### Written request
Hunt for the word "Router" across the entries below, copying each line that holds it.

### Lines of data
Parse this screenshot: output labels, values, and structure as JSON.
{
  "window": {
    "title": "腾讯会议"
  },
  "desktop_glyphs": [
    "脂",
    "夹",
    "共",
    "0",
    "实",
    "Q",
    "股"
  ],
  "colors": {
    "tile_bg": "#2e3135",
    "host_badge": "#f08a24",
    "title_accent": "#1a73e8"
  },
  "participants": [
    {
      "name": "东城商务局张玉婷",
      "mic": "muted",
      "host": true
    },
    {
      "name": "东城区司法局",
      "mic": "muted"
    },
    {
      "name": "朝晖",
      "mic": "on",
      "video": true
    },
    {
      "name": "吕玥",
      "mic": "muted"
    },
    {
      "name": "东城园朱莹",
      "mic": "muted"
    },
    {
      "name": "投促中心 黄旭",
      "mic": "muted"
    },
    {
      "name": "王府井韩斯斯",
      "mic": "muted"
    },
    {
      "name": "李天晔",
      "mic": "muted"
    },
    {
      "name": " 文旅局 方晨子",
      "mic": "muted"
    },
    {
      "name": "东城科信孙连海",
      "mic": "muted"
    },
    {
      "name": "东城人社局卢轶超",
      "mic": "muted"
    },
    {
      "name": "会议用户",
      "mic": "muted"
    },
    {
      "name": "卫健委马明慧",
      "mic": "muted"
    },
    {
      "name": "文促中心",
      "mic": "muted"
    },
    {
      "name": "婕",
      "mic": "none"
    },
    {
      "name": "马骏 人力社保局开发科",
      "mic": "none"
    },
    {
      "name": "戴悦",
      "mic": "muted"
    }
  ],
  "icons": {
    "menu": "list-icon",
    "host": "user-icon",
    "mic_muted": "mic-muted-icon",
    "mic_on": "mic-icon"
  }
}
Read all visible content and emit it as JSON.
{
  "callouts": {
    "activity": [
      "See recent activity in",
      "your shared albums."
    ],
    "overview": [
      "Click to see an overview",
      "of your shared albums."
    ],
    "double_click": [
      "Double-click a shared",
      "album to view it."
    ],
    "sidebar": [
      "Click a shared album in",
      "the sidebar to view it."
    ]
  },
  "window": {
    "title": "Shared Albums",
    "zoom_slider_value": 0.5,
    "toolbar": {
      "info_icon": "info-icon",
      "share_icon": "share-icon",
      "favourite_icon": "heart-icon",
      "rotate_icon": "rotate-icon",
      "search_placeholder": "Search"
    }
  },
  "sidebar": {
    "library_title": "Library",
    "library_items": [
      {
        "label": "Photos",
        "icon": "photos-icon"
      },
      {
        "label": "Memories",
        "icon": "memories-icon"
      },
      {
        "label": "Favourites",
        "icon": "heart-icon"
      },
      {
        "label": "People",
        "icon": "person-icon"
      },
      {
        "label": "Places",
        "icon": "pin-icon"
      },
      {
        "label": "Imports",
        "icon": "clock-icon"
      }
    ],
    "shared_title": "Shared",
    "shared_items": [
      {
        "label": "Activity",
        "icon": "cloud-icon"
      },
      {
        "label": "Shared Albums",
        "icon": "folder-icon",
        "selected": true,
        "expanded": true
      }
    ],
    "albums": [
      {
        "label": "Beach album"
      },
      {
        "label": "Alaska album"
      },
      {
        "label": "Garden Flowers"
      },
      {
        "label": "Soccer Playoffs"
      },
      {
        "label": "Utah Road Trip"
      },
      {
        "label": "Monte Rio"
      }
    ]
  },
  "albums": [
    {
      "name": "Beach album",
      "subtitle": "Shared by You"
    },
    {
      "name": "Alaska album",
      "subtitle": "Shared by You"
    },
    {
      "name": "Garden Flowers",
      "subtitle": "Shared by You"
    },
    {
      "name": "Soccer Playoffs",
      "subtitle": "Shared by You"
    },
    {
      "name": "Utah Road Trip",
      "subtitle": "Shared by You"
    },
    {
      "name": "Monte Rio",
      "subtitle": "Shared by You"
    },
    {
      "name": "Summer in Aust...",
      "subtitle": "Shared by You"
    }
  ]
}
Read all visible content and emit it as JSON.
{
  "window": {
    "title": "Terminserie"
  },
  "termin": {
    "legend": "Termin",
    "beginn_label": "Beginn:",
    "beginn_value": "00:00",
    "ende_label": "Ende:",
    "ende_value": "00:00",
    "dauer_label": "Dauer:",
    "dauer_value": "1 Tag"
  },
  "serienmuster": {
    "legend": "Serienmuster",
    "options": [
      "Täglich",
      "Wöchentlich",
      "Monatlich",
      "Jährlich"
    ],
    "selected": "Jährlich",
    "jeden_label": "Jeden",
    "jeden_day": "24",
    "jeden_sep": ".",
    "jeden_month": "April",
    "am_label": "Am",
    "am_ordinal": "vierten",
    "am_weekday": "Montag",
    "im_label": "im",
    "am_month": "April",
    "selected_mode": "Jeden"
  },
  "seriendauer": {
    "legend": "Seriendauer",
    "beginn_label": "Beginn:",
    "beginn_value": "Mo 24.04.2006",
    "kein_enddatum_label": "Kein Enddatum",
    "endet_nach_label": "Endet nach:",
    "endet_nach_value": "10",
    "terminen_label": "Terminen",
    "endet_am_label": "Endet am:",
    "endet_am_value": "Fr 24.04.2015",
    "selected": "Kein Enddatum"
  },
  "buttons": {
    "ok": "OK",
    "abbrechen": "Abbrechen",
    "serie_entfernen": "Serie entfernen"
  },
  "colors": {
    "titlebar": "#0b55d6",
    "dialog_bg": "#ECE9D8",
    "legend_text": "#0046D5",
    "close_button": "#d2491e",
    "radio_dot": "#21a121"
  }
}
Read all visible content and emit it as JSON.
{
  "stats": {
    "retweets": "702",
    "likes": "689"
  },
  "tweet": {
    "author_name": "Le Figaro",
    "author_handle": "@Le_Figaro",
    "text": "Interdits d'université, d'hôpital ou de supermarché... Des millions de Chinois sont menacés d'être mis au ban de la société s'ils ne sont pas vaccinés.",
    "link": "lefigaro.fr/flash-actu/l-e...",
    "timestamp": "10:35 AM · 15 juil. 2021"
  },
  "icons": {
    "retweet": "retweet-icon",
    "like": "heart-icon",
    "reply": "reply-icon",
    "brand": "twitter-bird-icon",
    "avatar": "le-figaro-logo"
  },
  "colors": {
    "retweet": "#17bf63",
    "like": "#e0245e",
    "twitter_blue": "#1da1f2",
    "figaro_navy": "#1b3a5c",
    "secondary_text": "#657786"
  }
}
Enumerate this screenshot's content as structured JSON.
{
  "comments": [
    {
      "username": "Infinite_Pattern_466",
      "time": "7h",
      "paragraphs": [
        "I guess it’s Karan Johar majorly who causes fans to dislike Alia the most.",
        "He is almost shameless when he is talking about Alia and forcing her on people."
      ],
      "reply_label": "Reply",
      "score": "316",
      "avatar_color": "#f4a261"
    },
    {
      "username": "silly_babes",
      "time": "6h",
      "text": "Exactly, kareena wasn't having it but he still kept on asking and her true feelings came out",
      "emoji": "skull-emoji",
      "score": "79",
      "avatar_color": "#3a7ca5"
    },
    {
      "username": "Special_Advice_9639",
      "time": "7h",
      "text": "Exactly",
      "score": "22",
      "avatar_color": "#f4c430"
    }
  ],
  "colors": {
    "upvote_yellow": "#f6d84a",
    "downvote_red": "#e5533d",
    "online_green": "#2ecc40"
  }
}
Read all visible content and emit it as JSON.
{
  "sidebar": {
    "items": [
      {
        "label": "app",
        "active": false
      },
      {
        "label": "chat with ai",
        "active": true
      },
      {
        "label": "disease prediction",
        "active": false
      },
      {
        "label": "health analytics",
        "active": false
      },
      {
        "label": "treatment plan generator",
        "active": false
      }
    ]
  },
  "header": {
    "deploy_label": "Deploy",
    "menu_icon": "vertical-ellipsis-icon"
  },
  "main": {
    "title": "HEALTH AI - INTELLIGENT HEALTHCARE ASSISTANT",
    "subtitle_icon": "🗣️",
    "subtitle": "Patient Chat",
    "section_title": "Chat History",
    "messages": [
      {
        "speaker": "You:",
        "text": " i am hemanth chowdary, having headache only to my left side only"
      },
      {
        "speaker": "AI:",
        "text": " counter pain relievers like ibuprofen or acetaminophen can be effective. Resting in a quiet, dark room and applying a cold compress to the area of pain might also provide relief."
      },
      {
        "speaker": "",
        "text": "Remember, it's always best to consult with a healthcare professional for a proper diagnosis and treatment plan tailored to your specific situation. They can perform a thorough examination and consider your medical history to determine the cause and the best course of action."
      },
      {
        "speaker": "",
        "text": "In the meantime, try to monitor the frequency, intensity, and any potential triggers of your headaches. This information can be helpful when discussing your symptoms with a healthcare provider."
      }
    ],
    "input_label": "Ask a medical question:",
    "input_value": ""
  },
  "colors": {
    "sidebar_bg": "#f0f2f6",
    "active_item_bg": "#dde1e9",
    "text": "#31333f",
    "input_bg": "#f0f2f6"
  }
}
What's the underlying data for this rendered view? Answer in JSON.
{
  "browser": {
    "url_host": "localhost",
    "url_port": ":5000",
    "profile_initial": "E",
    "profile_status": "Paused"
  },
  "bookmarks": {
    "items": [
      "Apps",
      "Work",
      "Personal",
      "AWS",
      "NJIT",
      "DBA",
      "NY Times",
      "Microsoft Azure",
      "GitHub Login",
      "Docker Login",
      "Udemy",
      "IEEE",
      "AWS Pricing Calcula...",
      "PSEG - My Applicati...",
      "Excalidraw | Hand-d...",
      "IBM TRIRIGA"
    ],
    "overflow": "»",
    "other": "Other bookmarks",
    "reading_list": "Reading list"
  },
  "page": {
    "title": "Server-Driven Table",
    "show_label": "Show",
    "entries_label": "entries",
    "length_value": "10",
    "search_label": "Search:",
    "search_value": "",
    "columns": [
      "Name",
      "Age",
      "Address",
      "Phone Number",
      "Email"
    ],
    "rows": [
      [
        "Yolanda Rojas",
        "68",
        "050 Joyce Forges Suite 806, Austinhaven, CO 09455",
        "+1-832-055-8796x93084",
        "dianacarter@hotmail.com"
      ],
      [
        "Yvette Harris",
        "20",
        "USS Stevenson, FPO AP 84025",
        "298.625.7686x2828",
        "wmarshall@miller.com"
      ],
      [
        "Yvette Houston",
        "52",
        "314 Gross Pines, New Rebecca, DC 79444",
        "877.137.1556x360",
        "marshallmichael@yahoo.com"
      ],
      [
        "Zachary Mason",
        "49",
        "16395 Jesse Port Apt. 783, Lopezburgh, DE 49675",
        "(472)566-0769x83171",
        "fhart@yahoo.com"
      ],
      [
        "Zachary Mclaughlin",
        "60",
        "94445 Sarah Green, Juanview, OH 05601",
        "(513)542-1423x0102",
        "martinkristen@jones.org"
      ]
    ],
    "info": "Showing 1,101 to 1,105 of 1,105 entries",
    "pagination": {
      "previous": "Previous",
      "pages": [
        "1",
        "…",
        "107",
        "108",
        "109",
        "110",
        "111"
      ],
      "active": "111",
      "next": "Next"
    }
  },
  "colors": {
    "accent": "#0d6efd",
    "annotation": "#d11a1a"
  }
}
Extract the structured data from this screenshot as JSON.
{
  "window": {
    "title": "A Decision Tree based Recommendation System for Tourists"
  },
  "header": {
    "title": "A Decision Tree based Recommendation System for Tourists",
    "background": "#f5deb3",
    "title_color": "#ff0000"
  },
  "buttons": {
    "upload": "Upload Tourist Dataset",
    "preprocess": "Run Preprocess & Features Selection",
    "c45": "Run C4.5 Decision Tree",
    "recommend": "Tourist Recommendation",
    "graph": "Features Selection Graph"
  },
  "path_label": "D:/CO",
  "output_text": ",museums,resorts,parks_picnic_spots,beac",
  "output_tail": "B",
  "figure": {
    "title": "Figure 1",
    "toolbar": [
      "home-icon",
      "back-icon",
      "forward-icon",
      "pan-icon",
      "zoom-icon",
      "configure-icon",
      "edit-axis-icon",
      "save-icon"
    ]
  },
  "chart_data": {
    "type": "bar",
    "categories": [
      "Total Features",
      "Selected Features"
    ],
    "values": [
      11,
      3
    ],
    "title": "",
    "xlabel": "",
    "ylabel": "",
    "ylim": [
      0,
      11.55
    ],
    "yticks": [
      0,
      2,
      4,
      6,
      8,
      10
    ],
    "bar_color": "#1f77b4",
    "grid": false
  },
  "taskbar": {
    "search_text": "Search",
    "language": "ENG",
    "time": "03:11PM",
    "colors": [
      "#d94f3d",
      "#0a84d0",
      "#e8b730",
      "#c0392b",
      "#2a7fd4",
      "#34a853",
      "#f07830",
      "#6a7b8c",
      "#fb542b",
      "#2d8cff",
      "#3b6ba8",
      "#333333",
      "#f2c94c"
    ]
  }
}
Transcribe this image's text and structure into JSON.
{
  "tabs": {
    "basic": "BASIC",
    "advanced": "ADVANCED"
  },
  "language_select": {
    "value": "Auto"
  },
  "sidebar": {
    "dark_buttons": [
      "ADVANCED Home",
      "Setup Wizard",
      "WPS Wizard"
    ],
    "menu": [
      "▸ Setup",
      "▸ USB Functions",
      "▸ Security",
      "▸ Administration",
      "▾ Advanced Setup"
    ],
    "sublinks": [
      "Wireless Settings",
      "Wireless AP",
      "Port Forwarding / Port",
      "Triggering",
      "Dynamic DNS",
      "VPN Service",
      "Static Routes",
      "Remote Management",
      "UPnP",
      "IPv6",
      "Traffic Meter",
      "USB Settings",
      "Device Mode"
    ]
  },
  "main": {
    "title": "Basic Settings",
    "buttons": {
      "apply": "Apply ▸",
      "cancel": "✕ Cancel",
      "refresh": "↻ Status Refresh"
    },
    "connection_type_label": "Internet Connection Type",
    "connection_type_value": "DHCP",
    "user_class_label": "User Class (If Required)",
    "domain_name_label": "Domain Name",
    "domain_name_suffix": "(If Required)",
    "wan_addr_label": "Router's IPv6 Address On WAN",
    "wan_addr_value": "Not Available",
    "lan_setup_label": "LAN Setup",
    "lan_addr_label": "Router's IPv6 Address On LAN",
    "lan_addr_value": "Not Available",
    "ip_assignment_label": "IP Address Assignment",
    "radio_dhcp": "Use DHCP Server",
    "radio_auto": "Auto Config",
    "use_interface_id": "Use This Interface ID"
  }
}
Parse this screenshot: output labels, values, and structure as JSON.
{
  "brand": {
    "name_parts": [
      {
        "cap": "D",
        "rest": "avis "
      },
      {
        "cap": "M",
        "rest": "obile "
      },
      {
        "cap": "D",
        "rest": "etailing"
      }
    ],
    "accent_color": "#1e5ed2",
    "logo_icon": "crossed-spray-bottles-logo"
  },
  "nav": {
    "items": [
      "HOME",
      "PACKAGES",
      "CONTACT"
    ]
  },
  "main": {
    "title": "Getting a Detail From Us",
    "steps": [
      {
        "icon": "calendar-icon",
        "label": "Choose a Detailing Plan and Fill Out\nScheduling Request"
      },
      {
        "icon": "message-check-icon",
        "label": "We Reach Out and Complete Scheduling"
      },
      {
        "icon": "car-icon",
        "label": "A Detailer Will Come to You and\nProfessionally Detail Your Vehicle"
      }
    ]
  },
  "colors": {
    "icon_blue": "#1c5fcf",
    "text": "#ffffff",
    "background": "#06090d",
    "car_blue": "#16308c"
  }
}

### Final result
    "wan_addr_label": "Router's IPv6 Address On WAN",
    "lan_addr_label": "Router's IPv6 Address On LAN",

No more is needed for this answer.